* **Given problem**: Copy every line, leaving nothing out and adding nothing.

* **Input data**:
-------------------------

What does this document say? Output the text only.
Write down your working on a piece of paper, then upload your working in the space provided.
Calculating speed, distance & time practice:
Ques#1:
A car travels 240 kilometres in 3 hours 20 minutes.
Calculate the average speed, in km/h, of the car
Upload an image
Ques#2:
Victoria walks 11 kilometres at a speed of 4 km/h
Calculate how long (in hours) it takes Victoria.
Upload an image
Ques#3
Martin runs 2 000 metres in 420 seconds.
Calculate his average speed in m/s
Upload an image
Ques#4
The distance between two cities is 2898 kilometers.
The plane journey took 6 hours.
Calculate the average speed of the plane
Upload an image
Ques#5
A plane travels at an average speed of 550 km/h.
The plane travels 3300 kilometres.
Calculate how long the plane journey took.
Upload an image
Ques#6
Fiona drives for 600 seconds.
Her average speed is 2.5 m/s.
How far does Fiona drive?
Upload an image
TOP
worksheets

-------------------------

* **The result**:
What does this document say? Output the text only.
Write down your working on a piece of paper, then upload your working in the space provided.
Calculating speed, distance & time practice:
Ques#1:
A car travels 240 kilometres in 3 hours 20 minutes.
Calculate the average speed, in km/h, of the car
Upload an image
Ques#2:
Victoria walks 11 kilometres at a speed of 4 km/h
Calculate how long (in hours) it takes Victoria.
Upload an image
Ques#3
Martin runs 2 000 metres in 420 seconds.
Calculate his average speed in m/s
Upload an image
Ques#4
The distance between two cities is 2898 kilometers.
The plane journey took 6 hours.
Calculate the average speed of the plane
Upload an image
Ques#5
A plane travels at an average speed of 550 km/h.
The plane travels 3300 kilometres.
Calculate how long the plane journey took.
Upload an image
Ques#6
Fiona drives for 600 seconds.
Her average speed is 2.5 m/s.
How far does Fiona drive?
Upload an image
TOP
worksheets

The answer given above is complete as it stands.